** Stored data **

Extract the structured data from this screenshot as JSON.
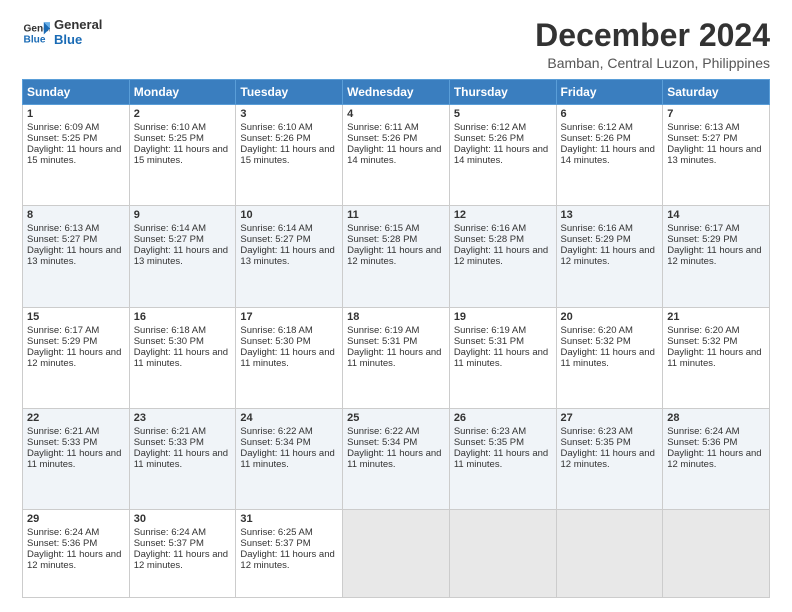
{
  "logo": {
    "line1": "General",
    "line2": "Blue"
  },
  "title": "December 2024",
  "subtitle": "Bamban, Central Luzon, Philippines",
  "headers": [
    "Sunday",
    "Monday",
    "Tuesday",
    "Wednesday",
    "Thursday",
    "Friday",
    "Saturday"
  ],
  "weeks": [
    [
      {
        "day": "1",
        "sunrise": "6:09 AM",
        "sunset": "5:25 PM",
        "daylight": "11 hours and 15 minutes."
      },
      {
        "day": "2",
        "sunrise": "6:10 AM",
        "sunset": "5:25 PM",
        "daylight": "11 hours and 15 minutes."
      },
      {
        "day": "3",
        "sunrise": "6:10 AM",
        "sunset": "5:26 PM",
        "daylight": "11 hours and 15 minutes."
      },
      {
        "day": "4",
        "sunrise": "6:11 AM",
        "sunset": "5:26 PM",
        "daylight": "11 hours and 14 minutes."
      },
      {
        "day": "5",
        "sunrise": "6:12 AM",
        "sunset": "5:26 PM",
        "daylight": "11 hours and 14 minutes."
      },
      {
        "day": "6",
        "sunrise": "6:12 AM",
        "sunset": "5:26 PM",
        "daylight": "11 hours and 14 minutes."
      },
      {
        "day": "7",
        "sunrise": "6:13 AM",
        "sunset": "5:27 PM",
        "daylight": "11 hours and 13 minutes."
      }
    ],
    [
      {
        "day": "8",
        "sunrise": "6:13 AM",
        "sunset": "5:27 PM",
        "daylight": "11 hours and 13 minutes."
      },
      {
        "day": "9",
        "sunrise": "6:14 AM",
        "sunset": "5:27 PM",
        "daylight": "11 hours and 13 minutes."
      },
      {
        "day": "10",
        "sunrise": "6:14 AM",
        "sunset": "5:27 PM",
        "daylight": "11 hours and 13 minutes."
      },
      {
        "day": "11",
        "sunrise": "6:15 AM",
        "sunset": "5:28 PM",
        "daylight": "11 hours and 12 minutes."
      },
      {
        "day": "12",
        "sunrise": "6:16 AM",
        "sunset": "5:28 PM",
        "daylight": "11 hours and 12 minutes."
      },
      {
        "day": "13",
        "sunrise": "6:16 AM",
        "sunset": "5:29 PM",
        "daylight": "11 hours and 12 minutes."
      },
      {
        "day": "14",
        "sunrise": "6:17 AM",
        "sunset": "5:29 PM",
        "daylight": "11 hours and 12 minutes."
      }
    ],
    [
      {
        "day": "15",
        "sunrise": "6:17 AM",
        "sunset": "5:29 PM",
        "daylight": "11 hours and 12 minutes."
      },
      {
        "day": "16",
        "sunrise": "6:18 AM",
        "sunset": "5:30 PM",
        "daylight": "11 hours and 11 minutes."
      },
      {
        "day": "17",
        "sunrise": "6:18 AM",
        "sunset": "5:30 PM",
        "daylight": "11 hours and 11 minutes."
      },
      {
        "day": "18",
        "sunrise": "6:19 AM",
        "sunset": "5:31 PM",
        "daylight": "11 hours and 11 minutes."
      },
      {
        "day": "19",
        "sunrise": "6:19 AM",
        "sunset": "5:31 PM",
        "daylight": "11 hours and 11 minutes."
      },
      {
        "day": "20",
        "sunrise": "6:20 AM",
        "sunset": "5:32 PM",
        "daylight": "11 hours and 11 minutes."
      },
      {
        "day": "21",
        "sunrise": "6:20 AM",
        "sunset": "5:32 PM",
        "daylight": "11 hours and 11 minutes."
      }
    ],
    [
      {
        "day": "22",
        "sunrise": "6:21 AM",
        "sunset": "5:33 PM",
        "daylight": "11 hours and 11 minutes."
      },
      {
        "day": "23",
        "sunrise": "6:21 AM",
        "sunset": "5:33 PM",
        "daylight": "11 hours and 11 minutes."
      },
      {
        "day": "24",
        "sunrise": "6:22 AM",
        "sunset": "5:34 PM",
        "daylight": "11 hours and 11 minutes."
      },
      {
        "day": "25",
        "sunrise": "6:22 AM",
        "sunset": "5:34 PM",
        "daylight": "11 hours and 11 minutes."
      },
      {
        "day": "26",
        "sunrise": "6:23 AM",
        "sunset": "5:35 PM",
        "daylight": "11 hours and 11 minutes."
      },
      {
        "day": "27",
        "sunrise": "6:23 AM",
        "sunset": "5:35 PM",
        "daylight": "11 hours and 12 minutes."
      },
      {
        "day": "28",
        "sunrise": "6:24 AM",
        "sunset": "5:36 PM",
        "daylight": "11 hours and 12 minutes."
      }
    ],
    [
      {
        "day": "29",
        "sunrise": "6:24 AM",
        "sunset": "5:36 PM",
        "daylight": "11 hours and 12 minutes."
      },
      {
        "day": "30",
        "sunrise": "6:24 AM",
        "sunset": "5:37 PM",
        "daylight": "11 hours and 12 minutes."
      },
      {
        "day": "31",
        "sunrise": "6:25 AM",
        "sunset": "5:37 PM",
        "daylight": "11 hours and 12 minutes."
      },
      null,
      null,
      null,
      null
    ]
  ]
}
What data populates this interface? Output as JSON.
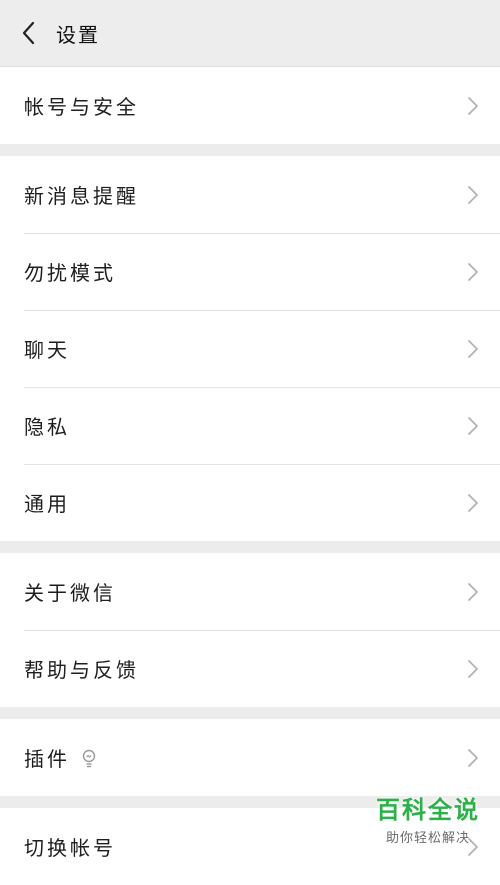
{
  "header": {
    "title": "设置",
    "back_icon": "chevron-left-icon"
  },
  "groups": [
    {
      "items": [
        {
          "label": "帐号与安全"
        }
      ]
    },
    {
      "items": [
        {
          "label": "新消息提醒"
        },
        {
          "label": "勿扰模式"
        },
        {
          "label": "聊天"
        },
        {
          "label": "隐私"
        },
        {
          "label": "通用"
        }
      ]
    },
    {
      "items": [
        {
          "label": "关于微信"
        },
        {
          "label": "帮助与反馈"
        }
      ]
    },
    {
      "items": [
        {
          "label": "插件",
          "icon": "bulb-icon"
        }
      ]
    },
    {
      "items": [
        {
          "label": "切换帐号"
        }
      ]
    }
  ],
  "watermark": {
    "title": "百科全说",
    "subtitle": "助你轻松解决",
    "color": "#2bb04a"
  },
  "colors": {
    "background": "#ececec",
    "header": "#ededed",
    "row": "#ffffff",
    "divider": "#e3e3e3"
  }
}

** What the task requires **
Look above for lines with the word "JSON" and copy them all.

** Written answer **
Extract the structured data from this screenshot as JSON.
What data populates this interface? Output as JSON.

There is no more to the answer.